:: Te beantwoorden vragen ::
#1 Hoeveel mensen zijn volgens de reddingsbrigade in 2017 tot nu toe bij zwemmen in open water om het leven gekomen, zoals vermeld in het brondocument over verdrinkingen en zwemvaardigheid?
#2 Zet de alinea die begint met "Het aantal Nederlanders met een A-diploma" uit het brondocument over verdrinkingen en zwemvaardigheid om in een beknopte opsomming met de belangrijkste feiten.
#3 Schrijf het brondocument over verdrinkingen en zwemvaardigheid verder, te beginnen na de laatste zin.

:: Brondocument ::
---*---

Ingediend | 8 september 2017 |
---|---|
Beantwoord | 26 september 2017 (na 18 dagen) |
Indieners | Peter Kwint , Michiel van Nispen |
Beantwoord door | Edith Schippers (minister volksgezondheid, welzijn en sport) (VVD) |
Onderwerpen | onderwijs en wetenschap organisatie en beleid |
Bron vraag | https://zoek.officielebekendmakingen.nl/kv-tk-2017Z11760.html |
Bron antwoord | https://zoek.officielebekendmakingen.nl/ah-tk-20172018-47.html |
De reddingsbrigade geeft aan dat er in het jaar 2017 tot nu toe 15 mensen om het leven gekomen zijn bij zwemmen in open water. Ondanks dat uit de cijfers van de verschillende instanties die dit bijhouden blijkt dat dit cijfer echter vergelijkbaar is met andere jaren2, is iedere verdrinking er één te veel.
Het aantal Nederlanders met een A-diploma is onverminderd hoog3. Zo beschikte in 2014 95% van de 11–16 jarigen over een zwemdiploma en 35% beschikte over een C-diploma. Primair zijn ouders verantwoordelijk voor het leren zwemmen van hun kinderen. Daarnaast bieden veel gemeenten mogelijkheden voor schoolzwemmen. De zwemvaardigheid van kinderen en volwassenen heeft uiteraard de onverminderde aandacht van de Zwembranche en van gemeenten.

---*---

:: Aangeleverde regels ::
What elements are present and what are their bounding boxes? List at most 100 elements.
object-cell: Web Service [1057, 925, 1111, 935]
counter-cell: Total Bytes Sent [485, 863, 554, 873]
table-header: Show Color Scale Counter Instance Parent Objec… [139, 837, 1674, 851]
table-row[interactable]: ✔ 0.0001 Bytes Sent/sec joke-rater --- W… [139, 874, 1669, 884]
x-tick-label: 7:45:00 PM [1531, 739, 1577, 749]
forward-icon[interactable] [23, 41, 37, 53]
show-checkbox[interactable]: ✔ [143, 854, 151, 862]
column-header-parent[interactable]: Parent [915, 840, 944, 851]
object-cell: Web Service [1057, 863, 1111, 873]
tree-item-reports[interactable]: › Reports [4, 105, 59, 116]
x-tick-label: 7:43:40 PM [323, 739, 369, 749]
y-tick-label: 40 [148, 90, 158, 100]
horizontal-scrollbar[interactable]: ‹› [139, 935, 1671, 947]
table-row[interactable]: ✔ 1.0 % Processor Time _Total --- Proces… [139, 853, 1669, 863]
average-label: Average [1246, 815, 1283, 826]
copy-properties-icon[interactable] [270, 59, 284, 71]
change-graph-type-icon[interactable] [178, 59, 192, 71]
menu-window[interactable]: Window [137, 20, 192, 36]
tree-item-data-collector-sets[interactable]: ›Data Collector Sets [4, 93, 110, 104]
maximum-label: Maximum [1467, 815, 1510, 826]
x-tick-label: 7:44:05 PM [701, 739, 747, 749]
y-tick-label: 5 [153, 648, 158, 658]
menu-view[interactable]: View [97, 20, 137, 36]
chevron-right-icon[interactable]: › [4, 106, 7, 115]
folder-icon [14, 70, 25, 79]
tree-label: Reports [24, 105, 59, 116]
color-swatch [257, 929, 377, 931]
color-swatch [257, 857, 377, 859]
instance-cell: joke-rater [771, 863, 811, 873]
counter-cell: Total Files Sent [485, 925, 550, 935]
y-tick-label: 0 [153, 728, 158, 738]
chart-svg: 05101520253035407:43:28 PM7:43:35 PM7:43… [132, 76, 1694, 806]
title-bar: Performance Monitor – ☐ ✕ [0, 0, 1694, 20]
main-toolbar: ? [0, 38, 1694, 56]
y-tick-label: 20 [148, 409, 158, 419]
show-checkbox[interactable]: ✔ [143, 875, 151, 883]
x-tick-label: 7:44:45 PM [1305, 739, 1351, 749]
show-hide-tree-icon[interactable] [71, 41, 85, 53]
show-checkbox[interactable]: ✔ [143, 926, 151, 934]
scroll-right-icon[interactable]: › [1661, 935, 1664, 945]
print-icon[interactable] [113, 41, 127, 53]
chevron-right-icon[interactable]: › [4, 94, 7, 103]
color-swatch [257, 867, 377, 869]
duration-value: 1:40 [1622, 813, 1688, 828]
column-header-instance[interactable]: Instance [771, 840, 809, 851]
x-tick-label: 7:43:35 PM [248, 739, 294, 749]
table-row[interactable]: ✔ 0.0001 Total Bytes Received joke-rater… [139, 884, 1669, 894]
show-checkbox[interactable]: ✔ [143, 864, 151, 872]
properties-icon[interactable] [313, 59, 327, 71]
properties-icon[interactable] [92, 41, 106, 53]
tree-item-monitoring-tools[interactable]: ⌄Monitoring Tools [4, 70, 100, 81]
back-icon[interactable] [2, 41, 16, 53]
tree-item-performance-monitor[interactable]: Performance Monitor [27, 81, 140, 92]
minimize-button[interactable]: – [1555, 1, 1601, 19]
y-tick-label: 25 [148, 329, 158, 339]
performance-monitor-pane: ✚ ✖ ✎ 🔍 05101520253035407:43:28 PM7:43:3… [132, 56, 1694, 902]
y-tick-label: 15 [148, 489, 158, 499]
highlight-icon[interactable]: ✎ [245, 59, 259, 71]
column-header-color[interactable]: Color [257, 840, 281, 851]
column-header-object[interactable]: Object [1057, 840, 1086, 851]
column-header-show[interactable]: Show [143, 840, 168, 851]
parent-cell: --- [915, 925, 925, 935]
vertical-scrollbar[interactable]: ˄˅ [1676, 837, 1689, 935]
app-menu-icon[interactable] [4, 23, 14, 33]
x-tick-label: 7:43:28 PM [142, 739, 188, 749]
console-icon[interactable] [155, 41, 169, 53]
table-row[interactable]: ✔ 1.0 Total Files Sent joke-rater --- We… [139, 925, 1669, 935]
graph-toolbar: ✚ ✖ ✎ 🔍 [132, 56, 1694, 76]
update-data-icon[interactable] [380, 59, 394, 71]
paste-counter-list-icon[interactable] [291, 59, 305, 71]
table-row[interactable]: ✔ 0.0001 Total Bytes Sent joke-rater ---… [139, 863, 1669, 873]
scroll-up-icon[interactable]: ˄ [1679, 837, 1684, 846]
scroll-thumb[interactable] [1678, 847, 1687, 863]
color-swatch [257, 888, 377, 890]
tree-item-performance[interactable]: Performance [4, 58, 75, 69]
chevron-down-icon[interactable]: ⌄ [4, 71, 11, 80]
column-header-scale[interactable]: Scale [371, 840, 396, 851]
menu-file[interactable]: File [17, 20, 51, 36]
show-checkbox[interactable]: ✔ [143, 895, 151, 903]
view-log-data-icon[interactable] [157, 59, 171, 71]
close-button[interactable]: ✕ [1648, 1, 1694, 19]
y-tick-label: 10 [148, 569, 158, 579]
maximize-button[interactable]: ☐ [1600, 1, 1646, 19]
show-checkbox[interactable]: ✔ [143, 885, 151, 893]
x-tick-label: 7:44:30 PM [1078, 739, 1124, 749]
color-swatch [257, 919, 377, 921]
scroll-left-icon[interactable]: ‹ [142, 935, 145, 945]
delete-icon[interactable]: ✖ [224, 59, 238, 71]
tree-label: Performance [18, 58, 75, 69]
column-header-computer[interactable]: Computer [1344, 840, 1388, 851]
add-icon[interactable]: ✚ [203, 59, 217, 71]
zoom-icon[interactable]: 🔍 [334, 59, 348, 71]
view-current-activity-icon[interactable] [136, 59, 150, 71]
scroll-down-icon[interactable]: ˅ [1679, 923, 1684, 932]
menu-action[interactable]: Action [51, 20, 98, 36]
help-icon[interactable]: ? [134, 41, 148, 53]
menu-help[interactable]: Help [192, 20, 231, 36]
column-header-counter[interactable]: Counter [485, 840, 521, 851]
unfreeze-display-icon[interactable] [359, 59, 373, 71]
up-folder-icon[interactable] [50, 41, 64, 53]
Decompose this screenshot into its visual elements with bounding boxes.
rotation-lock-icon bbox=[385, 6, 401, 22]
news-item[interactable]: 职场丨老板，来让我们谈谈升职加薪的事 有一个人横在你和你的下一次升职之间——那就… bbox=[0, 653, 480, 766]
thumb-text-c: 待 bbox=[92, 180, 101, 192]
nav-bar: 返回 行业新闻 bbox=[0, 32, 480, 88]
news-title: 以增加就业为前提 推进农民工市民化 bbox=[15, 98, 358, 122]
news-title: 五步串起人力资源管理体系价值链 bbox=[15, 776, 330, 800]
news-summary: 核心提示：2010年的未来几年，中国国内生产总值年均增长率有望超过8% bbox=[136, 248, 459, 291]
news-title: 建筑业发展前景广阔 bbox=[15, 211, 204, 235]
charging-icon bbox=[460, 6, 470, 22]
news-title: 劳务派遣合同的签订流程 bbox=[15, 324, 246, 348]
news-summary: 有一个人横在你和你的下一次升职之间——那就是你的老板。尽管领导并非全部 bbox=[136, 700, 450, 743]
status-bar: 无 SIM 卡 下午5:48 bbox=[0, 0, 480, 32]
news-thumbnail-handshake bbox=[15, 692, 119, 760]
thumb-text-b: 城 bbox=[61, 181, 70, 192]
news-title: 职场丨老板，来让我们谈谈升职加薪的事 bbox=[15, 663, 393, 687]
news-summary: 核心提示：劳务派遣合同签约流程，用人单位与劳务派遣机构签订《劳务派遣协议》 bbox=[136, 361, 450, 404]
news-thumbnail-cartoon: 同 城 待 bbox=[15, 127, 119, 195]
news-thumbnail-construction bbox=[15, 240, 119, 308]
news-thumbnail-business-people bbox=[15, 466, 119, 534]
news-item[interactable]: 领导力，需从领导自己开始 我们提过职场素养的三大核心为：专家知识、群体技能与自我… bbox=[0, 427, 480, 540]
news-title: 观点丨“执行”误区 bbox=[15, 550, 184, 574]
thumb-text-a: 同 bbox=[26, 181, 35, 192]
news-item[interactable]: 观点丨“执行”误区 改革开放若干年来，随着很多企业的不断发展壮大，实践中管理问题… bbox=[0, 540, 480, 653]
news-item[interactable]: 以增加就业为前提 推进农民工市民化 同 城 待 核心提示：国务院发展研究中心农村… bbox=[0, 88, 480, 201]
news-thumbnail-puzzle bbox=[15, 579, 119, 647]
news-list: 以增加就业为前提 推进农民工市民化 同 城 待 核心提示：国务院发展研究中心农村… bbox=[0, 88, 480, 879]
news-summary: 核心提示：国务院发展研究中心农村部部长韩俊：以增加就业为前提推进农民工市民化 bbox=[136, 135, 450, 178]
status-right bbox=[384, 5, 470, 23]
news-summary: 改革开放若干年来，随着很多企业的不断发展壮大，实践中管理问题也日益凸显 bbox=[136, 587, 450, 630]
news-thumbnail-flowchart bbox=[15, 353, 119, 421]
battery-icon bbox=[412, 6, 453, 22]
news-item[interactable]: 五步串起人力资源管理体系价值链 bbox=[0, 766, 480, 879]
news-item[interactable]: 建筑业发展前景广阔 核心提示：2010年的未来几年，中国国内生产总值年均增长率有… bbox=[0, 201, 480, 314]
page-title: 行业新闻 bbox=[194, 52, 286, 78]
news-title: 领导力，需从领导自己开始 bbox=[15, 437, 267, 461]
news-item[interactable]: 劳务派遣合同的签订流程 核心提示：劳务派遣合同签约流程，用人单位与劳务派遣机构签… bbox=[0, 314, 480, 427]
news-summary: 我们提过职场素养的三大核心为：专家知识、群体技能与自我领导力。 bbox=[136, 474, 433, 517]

---*---

:: Antwoordenlijst ::
#1 15 mensen.

#2
- Het aantal Nederlanders met een A-diploma blijft hoog.
- In 2014 had 95% van de 11- tot 16-jarigen een zwemdiploma en had 35% een C-diploma.
- Ouders zijn in de eerste plaats verantwoordelijk voor het leren zwemmen van hun kinderen.
- Veel gemeenten bieden mogelijkheden voor schoolzwemmen.
- De zwemvaardigheid van kinderen en volwassenen krijgt onverminderd aandacht van de Zwembranche en van gemeenten.

#3
Zie antwoord vraag 2.
Zie antwoord vraag 2.
Schoolzwemmen is een verantwoordelijkheid van de gemeenten en van scholen. In de rapportage schoolzwemmen 2016 van het Mulier instituut die ik u heb toegezonden4 geven gemeenten en scholen verschillende meningen over het belang en nut van schoolzwemmen.
Zo komt voor gemeenten de belangrijkste reden om het schoolzwemmen te ondersteunen voort uit traditie. Bij het afschaffen van schoolzwemmen speelt financiering een grote rol.
Ik ondersteun de Zwembranche bij het opstellen van het Plan van aanpak «NL Zwemveilig en Zwemvaardig NL 2020. Dit plan is in afronding en zal voor het Wetgevingsoverleg Sport en Bewegen in november van dit jaar naar u toe gezonden worden. Uiteraard zal met betrokken partijen nog overlegd worden over de uitvoering van het plan.